┌──

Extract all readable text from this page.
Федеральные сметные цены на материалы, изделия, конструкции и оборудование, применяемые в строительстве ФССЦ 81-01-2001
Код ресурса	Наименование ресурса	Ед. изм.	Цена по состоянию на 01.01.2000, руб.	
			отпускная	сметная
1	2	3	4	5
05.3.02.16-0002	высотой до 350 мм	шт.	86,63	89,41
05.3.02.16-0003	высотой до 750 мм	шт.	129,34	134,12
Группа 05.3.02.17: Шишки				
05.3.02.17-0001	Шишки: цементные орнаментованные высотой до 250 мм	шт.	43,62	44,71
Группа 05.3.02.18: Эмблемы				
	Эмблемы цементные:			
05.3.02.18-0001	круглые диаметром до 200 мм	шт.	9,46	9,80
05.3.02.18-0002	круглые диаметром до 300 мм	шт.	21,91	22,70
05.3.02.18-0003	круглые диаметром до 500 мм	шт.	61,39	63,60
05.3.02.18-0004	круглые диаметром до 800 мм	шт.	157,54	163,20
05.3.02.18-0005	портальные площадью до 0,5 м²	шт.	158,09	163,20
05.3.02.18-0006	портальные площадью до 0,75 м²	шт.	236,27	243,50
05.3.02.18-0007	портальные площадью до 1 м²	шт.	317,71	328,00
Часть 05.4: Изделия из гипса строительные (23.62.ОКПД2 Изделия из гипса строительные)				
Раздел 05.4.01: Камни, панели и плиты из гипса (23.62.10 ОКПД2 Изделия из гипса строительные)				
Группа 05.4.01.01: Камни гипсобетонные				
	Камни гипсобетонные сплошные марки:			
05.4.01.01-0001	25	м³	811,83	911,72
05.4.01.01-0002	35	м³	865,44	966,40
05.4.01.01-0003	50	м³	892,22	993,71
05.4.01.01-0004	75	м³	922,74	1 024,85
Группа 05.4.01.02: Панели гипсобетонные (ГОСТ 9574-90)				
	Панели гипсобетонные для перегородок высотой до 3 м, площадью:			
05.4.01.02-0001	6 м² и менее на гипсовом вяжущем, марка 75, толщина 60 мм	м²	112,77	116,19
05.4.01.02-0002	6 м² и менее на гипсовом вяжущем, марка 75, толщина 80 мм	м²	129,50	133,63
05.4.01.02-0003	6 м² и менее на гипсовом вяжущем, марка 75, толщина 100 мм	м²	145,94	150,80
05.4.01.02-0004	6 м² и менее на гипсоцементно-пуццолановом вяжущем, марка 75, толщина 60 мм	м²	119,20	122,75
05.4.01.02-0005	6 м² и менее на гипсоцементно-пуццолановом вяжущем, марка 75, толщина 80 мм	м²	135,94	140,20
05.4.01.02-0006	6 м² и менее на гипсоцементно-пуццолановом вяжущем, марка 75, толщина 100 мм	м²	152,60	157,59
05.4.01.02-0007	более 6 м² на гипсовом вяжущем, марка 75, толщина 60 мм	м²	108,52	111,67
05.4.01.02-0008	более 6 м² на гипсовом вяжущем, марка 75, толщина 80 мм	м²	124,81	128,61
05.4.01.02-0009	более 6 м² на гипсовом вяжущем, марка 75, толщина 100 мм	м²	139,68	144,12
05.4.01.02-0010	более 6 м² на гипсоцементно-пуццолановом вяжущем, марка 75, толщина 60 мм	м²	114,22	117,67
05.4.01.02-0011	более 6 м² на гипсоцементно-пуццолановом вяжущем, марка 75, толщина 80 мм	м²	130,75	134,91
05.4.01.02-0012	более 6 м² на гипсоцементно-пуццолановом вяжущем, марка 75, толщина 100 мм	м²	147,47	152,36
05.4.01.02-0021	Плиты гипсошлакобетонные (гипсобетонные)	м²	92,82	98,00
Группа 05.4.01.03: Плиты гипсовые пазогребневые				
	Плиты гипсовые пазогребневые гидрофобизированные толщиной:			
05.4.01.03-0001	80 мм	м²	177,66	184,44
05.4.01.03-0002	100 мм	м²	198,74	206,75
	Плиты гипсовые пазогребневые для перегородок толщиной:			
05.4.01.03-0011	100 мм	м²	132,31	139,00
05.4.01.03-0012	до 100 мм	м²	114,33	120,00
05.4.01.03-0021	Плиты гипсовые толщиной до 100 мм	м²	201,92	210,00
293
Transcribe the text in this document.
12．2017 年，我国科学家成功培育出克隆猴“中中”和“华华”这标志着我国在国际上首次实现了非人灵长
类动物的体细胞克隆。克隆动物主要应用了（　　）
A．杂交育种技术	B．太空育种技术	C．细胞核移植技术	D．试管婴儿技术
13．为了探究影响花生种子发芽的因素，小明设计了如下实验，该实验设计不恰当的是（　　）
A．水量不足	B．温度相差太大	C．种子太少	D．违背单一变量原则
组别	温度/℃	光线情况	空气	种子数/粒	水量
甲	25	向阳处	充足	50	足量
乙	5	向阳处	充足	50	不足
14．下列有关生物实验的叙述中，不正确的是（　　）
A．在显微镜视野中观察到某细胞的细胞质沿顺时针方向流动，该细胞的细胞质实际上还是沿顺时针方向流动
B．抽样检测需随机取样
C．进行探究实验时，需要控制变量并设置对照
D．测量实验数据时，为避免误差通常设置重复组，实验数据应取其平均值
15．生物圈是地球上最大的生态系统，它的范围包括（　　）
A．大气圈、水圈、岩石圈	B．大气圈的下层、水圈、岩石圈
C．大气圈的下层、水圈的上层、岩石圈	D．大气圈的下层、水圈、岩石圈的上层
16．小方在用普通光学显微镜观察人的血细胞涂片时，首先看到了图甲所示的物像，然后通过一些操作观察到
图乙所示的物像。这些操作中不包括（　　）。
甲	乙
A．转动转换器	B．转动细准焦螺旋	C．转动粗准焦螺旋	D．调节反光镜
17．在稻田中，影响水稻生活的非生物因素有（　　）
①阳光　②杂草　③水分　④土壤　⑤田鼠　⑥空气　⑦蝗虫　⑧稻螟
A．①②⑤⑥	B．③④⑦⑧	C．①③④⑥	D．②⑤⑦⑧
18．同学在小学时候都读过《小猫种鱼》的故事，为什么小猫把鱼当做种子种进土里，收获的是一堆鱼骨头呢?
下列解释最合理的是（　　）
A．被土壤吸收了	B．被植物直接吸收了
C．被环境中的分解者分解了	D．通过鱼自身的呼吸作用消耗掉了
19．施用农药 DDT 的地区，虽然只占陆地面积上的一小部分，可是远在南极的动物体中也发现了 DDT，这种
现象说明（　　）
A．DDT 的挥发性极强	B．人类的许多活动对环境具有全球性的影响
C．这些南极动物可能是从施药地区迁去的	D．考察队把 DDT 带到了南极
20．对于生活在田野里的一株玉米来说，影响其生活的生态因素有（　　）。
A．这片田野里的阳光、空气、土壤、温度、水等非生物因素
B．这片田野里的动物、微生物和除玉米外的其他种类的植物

└──

■ **Prompt**: Transcribe every line of the data, exactly as it stands.

■ **Output**:
Extract all readable text from this page.
Федеральные сметные цены на материалы, изделия, конструкции и оборудование, применяемые в строительстве ФССЦ 81-01-2001
Код ресурса	Наименование ресурса	Ед. изм.	Цена по состоянию на 01.01.2000, руб.	
			отпускная	сметная
1	2	3	4	5
05.3.02.16-0002	высотой до 350 мм	шт.	86,63	89,41
05.3.02.16-0003	высотой до 750 мм	шт.	129,34	134,12
Группа 05.3.02.17: Шишки				
05.3.02.17-0001	Шишки: цементные орнаментованные высотой до 250 мм	шт.	43,62	44,71
Группа 05.3.02.18: Эмблемы				
	Эмблемы цементные:			
05.3.02.18-0001	круглые диаметром до 200 мм	шт.	9,46	9,80
05.3.02.18-0002	круглые диаметром до 300 мм	шт.	21,91	22,70
05.3.02.18-0003	круглые диаметром до 500 мм	шт.	61,39	63,60
05.3.02.18-0004	круглые диаметром до 800 мм	шт.	157,54	163,20
05.3.02.18-0005	портальные площадью до 0,5 м²	шт.	158,09	163,20
05.3.02.18-0006	портальные площадью до 0,75 м²	шт.	236,27	243,50
05.3.02.18-0007	портальные площадью до 1 м²	шт.	317,71	328,00
Часть 05.4: Изделия из гипса строительные (23.62.ОКПД2 Изделия из гипса строительные)				
Раздел 05.4.01: Камни, панели и плиты из гипса (23.62.10 ОКПД2 Изделия из гипса строительные)				
Группа 05.4.01.01: Камни гипсобетонные				
	Камни гипсобетонные сплошные марки:			
05.4.01.01-0001	25	м³	811,83	911,72
05.4.01.01-0002	35	м³	865,44	966,40
05.4.01.01-0003	50	м³	892,22	993,71
05.4.01.01-0004	75	м³	922,74	1 024,85
Группа 05.4.01.02: Панели гипсобетонные (ГОСТ 9574-90)				
	Панели гипсобетонные для перегородок высотой до 3 м, площадью:			
05.4.01.02-0001	6 м² и менее на гипсовом вяжущем, марка 75, толщина 60 мм	м²	112,77	116,19
05.4.01.02-0002	6 м² и менее на гипсовом вяжущем, марка 75, толщина 80 мм	м²	129,50	133,63
05.4.01.02-0003	6 м² и менее на гипсовом вяжущем, марка 75, толщина 100 мм	м²	145,94	150,80
05.4.01.02-0004	6 м² и менее на гипсоцементно-пуццолановом вяжущем, марка 75, толщина 60 мм	м²	119,20	122,75
05.4.01.02-0005	6 м² и менее на гипсоцементно-пуццолановом вяжущем, марка 75, толщина 80 мм	м²	135,94	140,20
05.4.01.02-0006	6 м² и менее на гипсоцементно-пуццолановом вяжущем, марка 75, толщина 100 мм	м²	152,60	157,59
05.4.01.02-0007	более 6 м² на гипсовом вяжущем, марка 75, толщина 60 мм	м²	108,52	111,67
05.4.01.02-0008	более 6 м² на гипсовом вяжущем, марка 75, толщина 80 мм	м²	124,81	128,61
05.4.01.02-0009	более 6 м² на гипсовом вяжущем, марка 75, толщина 100 мм	м²	139,68	144,12
05.4.01.02-0010	более 6 м² на гипсоцементно-пуццолановом вяжущем, марка 75, толщина 60 мм	м²	114,22	117,67
05.4.01.02-0011	более 6 м² на гипсоцементно-пуццолановом вяжущем, марка 75, толщина 80 мм	м²	130,75	134,91
05.4.01.02-0012	более 6 м² на гипсоцементно-пуццолановом вяжущем, марка 75, толщина 100 мм	м²	147,47	152,36
05.4.01.02-0021	Плиты гипсошлакобетонные (гипсобетонные)	м²	92,82	98,00
Группа 05.4.01.03: Плиты гипсовые пазогребневые				
	Плиты гипсовые пазогребневые гидрофобизированные толщиной:			
05.4.01.03-0001	80 мм	м²	177,66	184,44
05.4.01.03-0002	100 мм	м²	198,74	206,75
	Плиты гипсовые пазогребневые для перегородок толщиной:			
05.4.01.03-0011	100 мм	м²	132,31	139,00
05.4.01.03-0012	до 100 мм	м²	114,33	120,00
05.4.01.03-0021	Плиты гипсовые толщиной до 100 мм	м²	201,92	210,00
293
Transcribe the text in this document.
12．2017 年，我国科学家成功培育出克隆猴“中中”和“华华”这标志着我国在国际上首次实现了非人灵长
类动物的体细胞克隆。克隆动物主要应用了（　　）
A．杂交育种技术	B．太空育种技术	C．细胞核移植技术	D．试管婴儿技术
13．为了探究影响花生种子发芽的因素，小明设计了如下实验，该实验设计不恰当的是（　　）
A．水量不足	B．温度相差太大	C．种子太少	D．违背单一变量原则
组别	温度/℃	光线情况	空气	种子数/粒	水量
甲	25	向阳处	充足	50	足量
乙	5	向阳处	充足	50	不足
14．下列有关生物实验的叙述中，不正确的是（　　）
A．在显微镜视野中观察到某细胞的细胞质沿顺时针方向流动，该细胞的细胞质实际上还是沿顺时针方向流动
B．抽样检测需随机取样
C．进行探究实验时，需要控制变量并设置对照
D．测量实验数据时，为避免误差通常设置重复组，实验数据应取其平均值
15．生物圈是地球上最大的生态系统，它的范围包括（　　）
A．大气圈、水圈、岩石圈	B．大气圈的下层、水圈、岩石圈
C．大气圈的下层、水圈的上层、岩石圈	D．大气圈的下层、水圈、岩石圈的上层
16．小方在用普通光学显微镜观察人的血细胞涂片时，首先看到了图甲所示的物像，然后通过一些操作观察到
图乙所示的物像。这些操作中不包括（　　）。
甲	乙
A．转动转换器	B．转动细准焦螺旋	C．转动粗准焦螺旋	D．调节反光镜
17．在稻田中，影响水稻生活的非生物因素有（　　）
①阳光　②杂草　③水分　④土壤　⑤田鼠　⑥空气　⑦蝗虫　⑧稻螟
A．①②⑤⑥	B．③④⑦⑧	C．①③④⑥	D．②⑤⑦⑧
18．同学在小学时候都读过《小猫种鱼》的故事，为什么小猫把鱼当做种子种进土里，收获的是一堆鱼骨头呢?
下列解释最合理的是（　　）
A．被土壤吸收了	B．被植物直接吸收了
C．被环境中的分解者分解了	D．通过鱼自身的呼吸作用消耗掉了
19．施用农药 DDT 的地区，虽然只占陆地面积上的一小部分，可是远在南极的动物体中也发现了 DDT，这种
现象说明（　　）
A．DDT 的挥发性极强	B．人类的许多活动对环境具有全球性的影响
C．这些南极动物可能是从施药地区迁去的	D．考察队把 DDT 带到了南极
20．对于生活在田野里的一株玉米来说，影响其生活的生态因素有（　　）。
A．这片田野里的阳光、空气、土壤、温度、水等非生物因素
B．这片田野里的动物、微生物和除玉米外的其他种类的植物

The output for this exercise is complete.